**DATA ROWS**
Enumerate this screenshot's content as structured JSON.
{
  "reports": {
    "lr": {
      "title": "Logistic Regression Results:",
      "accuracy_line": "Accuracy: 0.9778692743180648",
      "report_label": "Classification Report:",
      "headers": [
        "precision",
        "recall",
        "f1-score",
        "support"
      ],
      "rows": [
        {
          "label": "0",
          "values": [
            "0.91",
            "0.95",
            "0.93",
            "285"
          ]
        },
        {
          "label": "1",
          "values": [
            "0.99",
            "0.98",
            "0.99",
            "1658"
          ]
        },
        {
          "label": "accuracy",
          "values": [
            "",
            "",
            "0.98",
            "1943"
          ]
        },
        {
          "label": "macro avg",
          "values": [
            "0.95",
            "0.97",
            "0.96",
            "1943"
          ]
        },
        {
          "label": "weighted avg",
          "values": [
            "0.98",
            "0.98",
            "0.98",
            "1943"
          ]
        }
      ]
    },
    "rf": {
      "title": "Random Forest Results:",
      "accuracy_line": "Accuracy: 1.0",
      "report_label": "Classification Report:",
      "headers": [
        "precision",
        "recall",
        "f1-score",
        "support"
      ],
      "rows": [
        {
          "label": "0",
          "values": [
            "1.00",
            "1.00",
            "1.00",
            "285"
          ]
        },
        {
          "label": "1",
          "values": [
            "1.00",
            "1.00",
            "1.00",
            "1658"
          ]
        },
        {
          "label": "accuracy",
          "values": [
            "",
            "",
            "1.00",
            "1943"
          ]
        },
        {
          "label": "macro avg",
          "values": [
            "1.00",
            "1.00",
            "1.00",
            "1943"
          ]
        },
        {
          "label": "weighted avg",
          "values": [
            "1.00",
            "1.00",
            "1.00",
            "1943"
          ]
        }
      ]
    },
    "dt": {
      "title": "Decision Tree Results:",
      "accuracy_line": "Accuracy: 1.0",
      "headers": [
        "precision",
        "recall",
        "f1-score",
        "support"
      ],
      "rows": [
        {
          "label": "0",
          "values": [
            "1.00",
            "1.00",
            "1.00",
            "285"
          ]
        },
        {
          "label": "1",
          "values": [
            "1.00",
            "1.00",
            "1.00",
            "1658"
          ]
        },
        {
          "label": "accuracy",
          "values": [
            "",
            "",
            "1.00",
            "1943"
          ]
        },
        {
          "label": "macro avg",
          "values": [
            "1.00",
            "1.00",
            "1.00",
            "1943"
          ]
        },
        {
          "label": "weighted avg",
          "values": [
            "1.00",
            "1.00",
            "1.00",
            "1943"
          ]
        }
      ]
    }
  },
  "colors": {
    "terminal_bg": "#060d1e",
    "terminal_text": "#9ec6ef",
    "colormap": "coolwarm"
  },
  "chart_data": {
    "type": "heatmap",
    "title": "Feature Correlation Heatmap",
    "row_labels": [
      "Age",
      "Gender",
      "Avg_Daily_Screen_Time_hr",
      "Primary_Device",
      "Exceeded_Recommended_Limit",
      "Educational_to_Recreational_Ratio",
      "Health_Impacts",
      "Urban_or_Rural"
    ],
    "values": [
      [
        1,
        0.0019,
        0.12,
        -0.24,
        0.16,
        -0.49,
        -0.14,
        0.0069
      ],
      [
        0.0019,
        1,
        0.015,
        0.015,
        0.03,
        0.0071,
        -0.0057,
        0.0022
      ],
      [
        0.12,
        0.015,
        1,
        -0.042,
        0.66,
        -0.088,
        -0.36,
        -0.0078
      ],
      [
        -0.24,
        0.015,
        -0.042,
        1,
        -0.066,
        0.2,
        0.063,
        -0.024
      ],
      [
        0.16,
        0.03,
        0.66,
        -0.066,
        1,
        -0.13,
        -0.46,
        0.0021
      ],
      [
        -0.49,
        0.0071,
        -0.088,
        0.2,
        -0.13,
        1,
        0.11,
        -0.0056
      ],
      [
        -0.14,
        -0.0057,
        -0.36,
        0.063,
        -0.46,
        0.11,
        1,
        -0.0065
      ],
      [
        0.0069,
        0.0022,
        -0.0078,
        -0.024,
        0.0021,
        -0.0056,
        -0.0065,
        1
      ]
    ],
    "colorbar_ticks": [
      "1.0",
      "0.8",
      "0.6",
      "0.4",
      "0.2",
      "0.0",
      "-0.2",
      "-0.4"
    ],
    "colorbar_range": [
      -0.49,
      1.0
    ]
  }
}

* * *

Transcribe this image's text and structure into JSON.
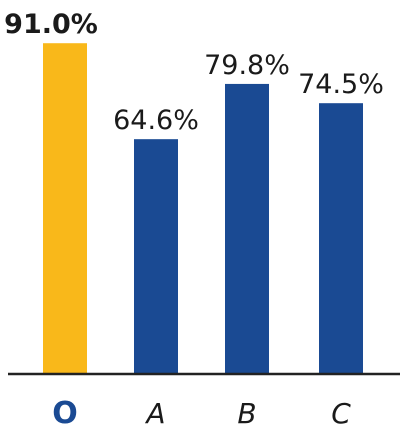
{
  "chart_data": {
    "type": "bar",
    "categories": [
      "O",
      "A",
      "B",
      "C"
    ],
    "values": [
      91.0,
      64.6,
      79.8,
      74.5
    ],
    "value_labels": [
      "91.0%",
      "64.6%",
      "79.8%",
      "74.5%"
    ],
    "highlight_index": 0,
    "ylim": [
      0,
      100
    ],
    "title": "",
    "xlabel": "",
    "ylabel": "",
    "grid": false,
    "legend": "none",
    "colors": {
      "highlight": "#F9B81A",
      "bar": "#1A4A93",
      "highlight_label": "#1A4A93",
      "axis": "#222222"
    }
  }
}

**INSTRUCTIONS FOR THE TASK**
From the records above, copy every line that holds the word "Results".

**FINISHED ANSWER**
      "title": "Logistic Regression Results:",
      "title": "Random Forest Results:",
      "title": "Decision Tree Results:",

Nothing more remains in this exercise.